> WHAT YOU SHOULD DO
Among the entries below, find the lines with "have" and copy them.

> LISTED ENTRIES

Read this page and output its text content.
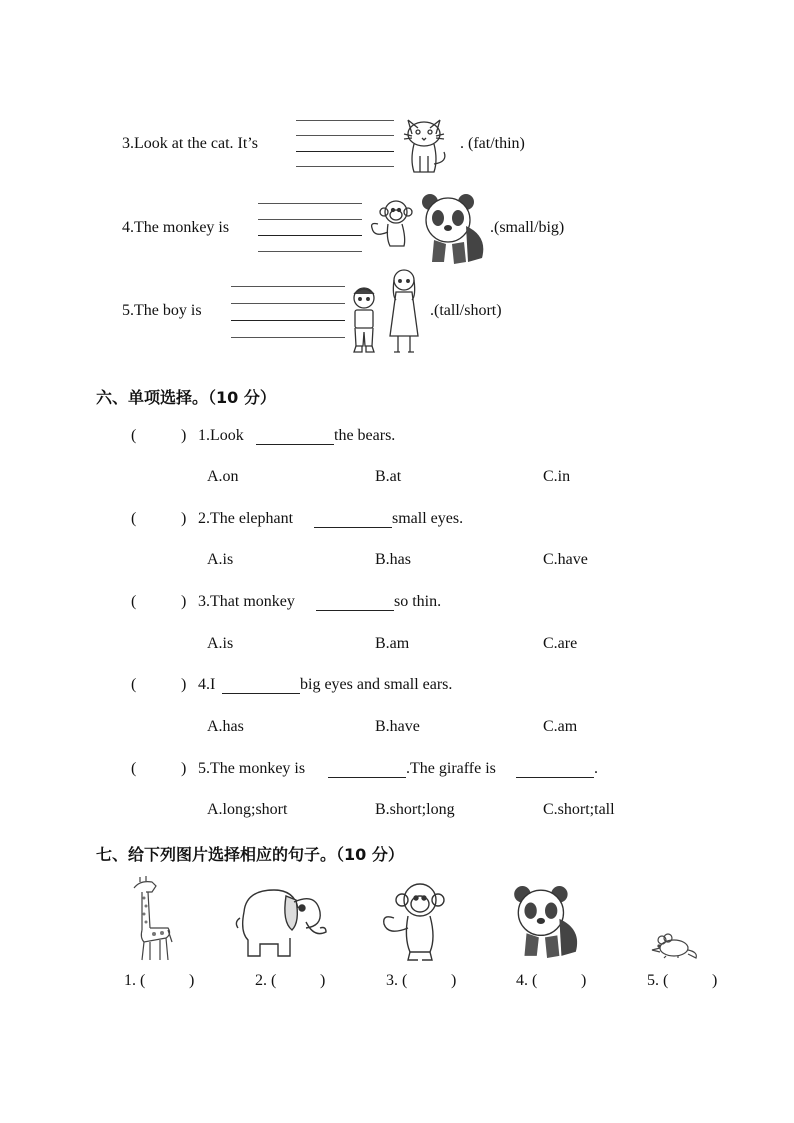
3.Look at the cat. It’s	. (fat/thin)
4.The monkey is	.(small/big)
5.The boy is	.(tall/short)
六、单项选择。（10 分）
(	) 1.Look	the bears.
A.on	B.at	C.in
(	) 2.The elephant	small eyes.
A.is	B.has	C.have
(	) 3.That monkey	so thin.
A.is	B.am	C.are
(	) 4.I	big eyes and small ears.
A.has	B.have	C.am
(	) 5.The monkey is	.The giraffe is	.
A.long;short	B.short;long	C.short;tall
七、给下列图片选择相应的句子。（10 分）
1. (	)	2. (	)	3. (	)	4. (	)	5. (	)
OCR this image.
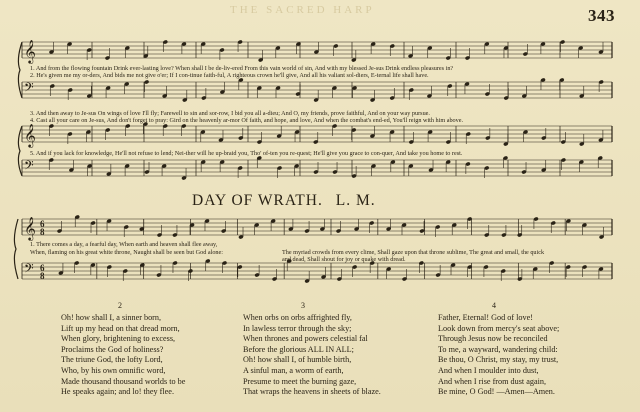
THE SACRED HARP	343
𝄞
𝄢
𝄞
𝄢
𝄞 6
8
𝄢 6
8
1. And from the flowing fountain Drink ever-lasting love? When shall I be de-liv-ered From this vain world of sin, And with my blessed Je-sus Drink endless pleasures in?
2. He's given me my or-ders, And bids me not give o'er; If I con-tinue faith-ful, A righteous crown he'll give, And all his valiant sol-diers, E-ternal life shall have.
3. And then away to Je-sus On wings of love I'll fly; Farewell to sin and sor-row, I bid you all a-dieu; And O, my friends, prove faithful, And on your way pursue.
4. Cast all your care on Je-sus, And don't forget to pray: Gird on the heavenly ar-mor Of faith, and hope, and love, And when the combat's end-ed, You'll reign with him above.
5. And if you lack for knowledge, He'll not refuse to lend; Nei-ther will he up-braid you, Tho' of-ten you re-quest; He'll give you grace to con-quer, And take you home to rest.
DAY OF WRATH. L. M.
1. There comes a day, a fearful day, When earth and heaven shall flee away,
When, flaming on his great white throne, Naught shall be seen but God alone:	The myriad crowds from every clime, Shall gaze upon that throne sublime, The great and small, the quick
and dead, Shall shout for joy or quake with dread.
2	3	4
Oh! how shall I, a sinner born,
Lift up my head on that dread morn,
When glory, brightening to excess,
Proclaims the God of holiness?
The triune God, the lofty Lord,
Who, by his own omnific word,
Made thousand thousand worlds to be
He speaks again; and lo! they flee.
When orbs on orbs affrighted fly,
In lawless terror through the sky;
When thrones and powers celestial fal
Before the glorious ALL IN ALL;
Oh! how shall I, of humble birth,
A sinful man, a worm of earth,
Presume to meet the burning gaze,
That wraps the heavens in sheets of blaze.
Father, Eternal! God of love!
Look down from mercy's seat above;
Through Jesus now be reconciled
To me, a wayward, wandering child:
Be thou, O Christ, my stay, my trust,
And when I moulder into dust,
And when I rise from dust again,
Be mine, O God! —Amen—Amen.
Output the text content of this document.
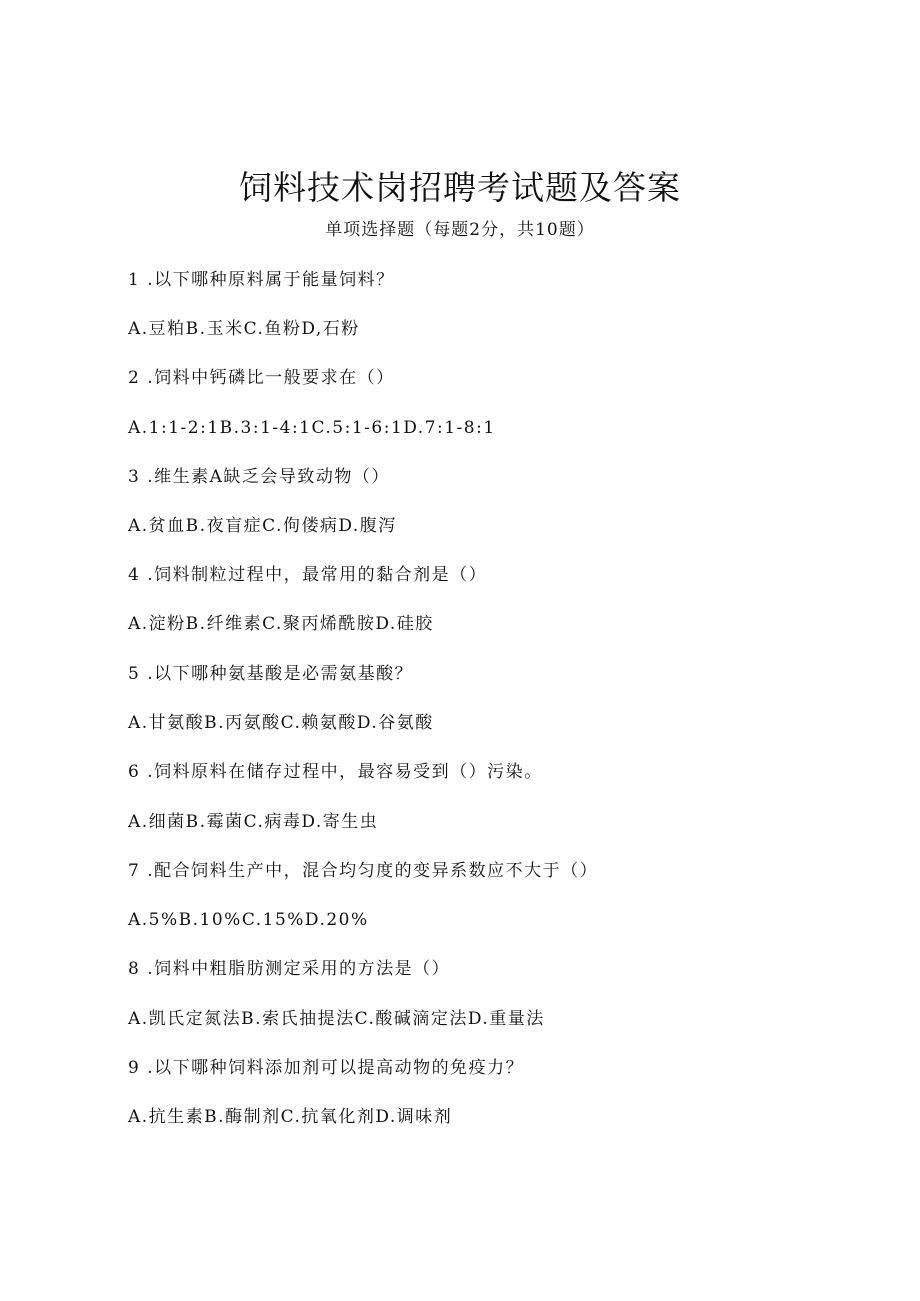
饲料技术岗招聘考试题及答案
单项选择题（每题2分，共10题）
1 .以下哪种原料属于能量饲料？
A.豆粕B.玉米C.鱼粉D,石粉
2 .饲料中钙磷比一般要求在（）
A.1:1-2:1B.3:1-4:1C.5:1-6:1D.7:1-8:1
3 .维生素A缺乏会导致动物（）
A.贫血B.夜盲症C.佝偻病D.腹泻
4 .饲料制粒过程中，最常用的黏合剂是（）
A.淀粉B.纤维素C.聚丙烯酰胺D.硅胶
5 .以下哪种氨基酸是必需氨基酸？
A.甘氨酸B.丙氨酸C.赖氨酸D.谷氨酸
6 .饲料原料在储存过程中，最容易受到（）污染。
A.细菌B.霉菌C.病毒D.寄生虫
7 .配合饲料生产中，混合均匀度的变异系数应不大于（）
A.5%B.10%C.15%D.20%
8 .饲料中粗脂肪测定采用的方法是（）
A.凯氏定氮法B.索氏抽提法C.酸碱滴定法D.重量法
9 .以下哪种饲料添加剂可以提高动物的免疫力？
A.抗生素B.酶制剂C.抗氧化剂D.调味剂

> ANSWER FOR THIS EXERCISE
A.is	B.has	C.have
A.has	B.have	C.am
2. He's given me my or-ders, And bids me not give o'er; If I con-tinue faith-ful, A righteous crown he'll give, And all his valiant sol-diers, E-ternal life shall have.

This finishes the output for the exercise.